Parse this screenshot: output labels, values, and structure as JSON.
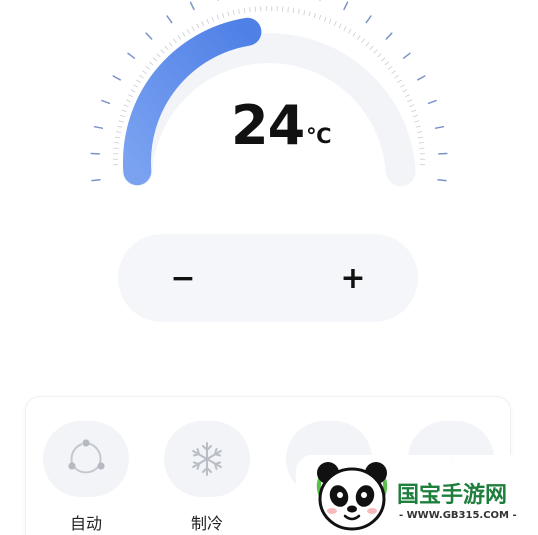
{
  "thermostat": {
    "temperature": "24",
    "unit": "℃",
    "level": 0.45,
    "accent_color": "#5b8ae8"
  },
  "stepper": {
    "decrease_label": "−",
    "increase_label": "+"
  },
  "modes": [
    {
      "label": "自动",
      "icon": "auto-cycle-icon",
      "selected": false
    },
    {
      "label": "制冷",
      "icon": "snowflake-icon",
      "selected": false
    },
    {
      "label": "",
      "icon": "mode-icon",
      "selected": false
    },
    {
      "label": "",
      "icon": "mode-icon",
      "selected": false
    }
  ],
  "watermark": {
    "name": "国宝手游网",
    "url": "- WWW.GB315.COM -",
    "brand_color": "#1e7f3d"
  }
}
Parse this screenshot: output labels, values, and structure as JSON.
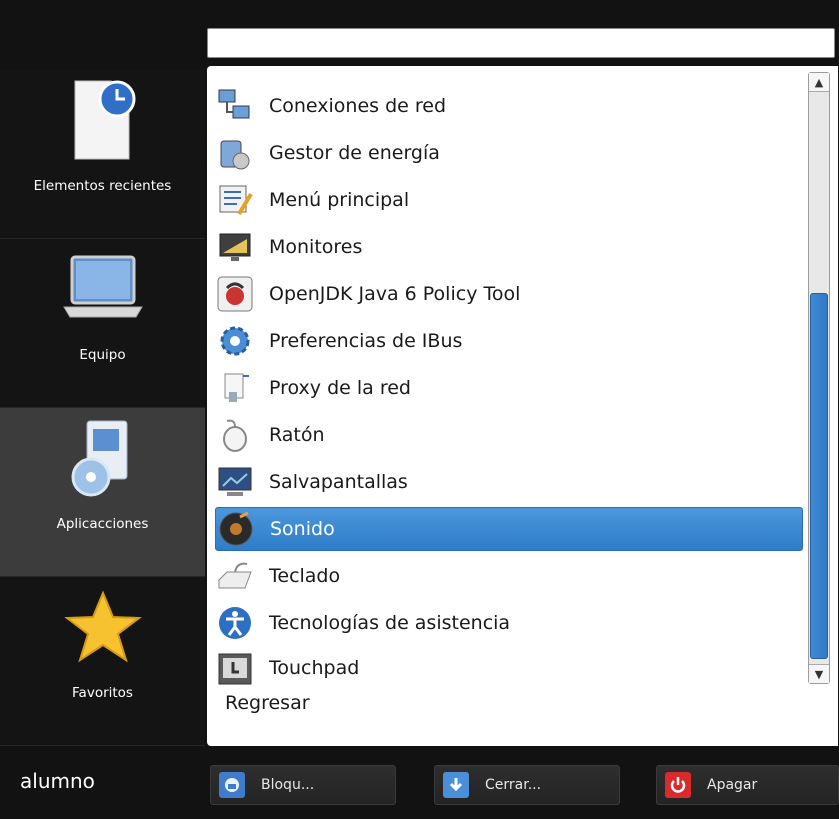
{
  "search": {
    "value": "",
    "placeholder": ""
  },
  "sidebar": {
    "items": [
      {
        "label": "Elementos recientes",
        "icon": "recent-documents-icon"
      },
      {
        "label": "Equipo",
        "icon": "computer-icon"
      },
      {
        "label": "Aplicacciones",
        "icon": "applications-icon",
        "selected": true
      },
      {
        "label": "Favoritos",
        "icon": "star-icon"
      }
    ]
  },
  "list": {
    "items": [
      {
        "label": "Conexiones de red",
        "icon": "network-connections-icon"
      },
      {
        "label": "Gestor de energía",
        "icon": "power-manager-icon"
      },
      {
        "label": "Menú principal",
        "icon": "main-menu-icon"
      },
      {
        "label": "Monitores",
        "icon": "monitor-icon"
      },
      {
        "label": "OpenJDK Java 6 Policy Tool",
        "icon": "java-icon"
      },
      {
        "label": "Preferencias de IBus",
        "icon": "gear-icon"
      },
      {
        "label": "Proxy de la red",
        "icon": "network-proxy-icon"
      },
      {
        "label": "Ratón",
        "icon": "mouse-icon"
      },
      {
        "label": "Salvapantallas",
        "icon": "screensaver-icon"
      },
      {
        "label": "Sonido",
        "icon": "sound-icon",
        "selected": true
      },
      {
        "label": "Teclado",
        "icon": "keyboard-icon"
      },
      {
        "label": "Tecnologías de asistencia",
        "icon": "accessibility-icon"
      },
      {
        "label": "Touchpad",
        "icon": "touchpad-icon"
      }
    ],
    "back_label": "Regresar"
  },
  "footer": {
    "username": "alumno",
    "buttons": [
      {
        "label": "Bloqu...",
        "icon": "lock-screen-icon"
      },
      {
        "label": "Cerrar...",
        "icon": "logout-icon"
      },
      {
        "label": "Apagar",
        "icon": "power-icon"
      }
    ]
  },
  "colors": {
    "background": "#121212",
    "selection": "#3a88d4",
    "sidebar_selected": "#3c3c3c",
    "power": "#d92b2b"
  }
}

* PROMPT: Omit the pictures. Transcribe every record exactly.

* WRITTEN RESPONSE:
Parse this screenshot: output labels, values, and structure as JSON.
{
  "thermostat": {
    "temperature": "24",
    "unit": "℃",
    "level": 0.45,
    "accent_color": "#5b8ae8"
  },
  "stepper": {
    "decrease_label": "−",
    "increase_label": "+"
  },
  "modes": [
    {
      "label": "自动",
      "icon": "auto-cycle-icon",
      "selected": false
    },
    {
      "label": "制冷",
      "icon": "snowflake-icon",
      "selected": false
    },
    {
      "label": "",
      "icon": "mode-icon",
      "selected": false
    },
    {
      "label": "",
      "icon": "mode-icon",
      "selected": false
    }
  ],
  "watermark": {
    "name": "国宝手游网",
    "url": "- WWW.GB315.COM -",
    "brand_color": "#1e7f3d"
  }
}
Parse this screenshot: output labels, values, and structure as JSON.
{
  "search": {
    "value": "",
    "placeholder": ""
  },
  "sidebar": {
    "items": [
      {
        "label": "Elementos recientes",
        "icon": "recent-documents-icon"
      },
      {
        "label": "Equipo",
        "icon": "computer-icon"
      },
      {
        "label": "Aplicacciones",
        "icon": "applications-icon",
        "selected": true
      },
      {
        "label": "Favoritos",
        "icon": "star-icon"
      }
    ]
  },
  "list": {
    "items": [
      {
        "label": "Conexiones de red",
        "icon": "network-connections-icon"
      },
      {
        "label": "Gestor de energía",
        "icon": "power-manager-icon"
      },
      {
        "label": "Menú principal",
        "icon": "main-menu-icon"
      },
      {
        "label": "Monitores",
        "icon": "monitor-icon"
      },
      {
        "label": "OpenJDK Java 6 Policy Tool",
        "icon": "java-icon"
      },
      {
        "label": "Preferencias de IBus",
        "icon": "gear-icon"
      },
      {
        "label": "Proxy de la red",
        "icon": "network-proxy-icon"
      },
      {
        "label": "Ratón",
        "icon": "mouse-icon"
      },
      {
        "label": "Salvapantallas",
        "icon": "screensaver-icon"
      },
      {
        "label": "Sonido",
        "icon": "sound-icon",
        "selected": true
      },
      {
        "label": "Teclado",
        "icon": "keyboard-icon"
      },
      {
        "label": "Tecnologías de asistencia",
        "icon": "accessibility-icon"
      },
      {
        "label": "Touchpad",
        "icon": "touchpad-icon"
      }
    ],
    "back_label": "Regresar"
  },
  "footer": {
    "username": "alumno",
    "buttons": [
      {
        "label": "Bloqu...",
        "icon": "lock-screen-icon"
      },
      {
        "label": "Cerrar...",
        "icon": "logout-icon"
      },
      {
        "label": "Apagar",
        "icon": "power-icon"
      }
    ]
  },
  "colors": {
    "background": "#121212",
    "selection": "#3a88d4",
    "sidebar_selected": "#3c3c3c",
    "power": "#d92b2b"
  }
}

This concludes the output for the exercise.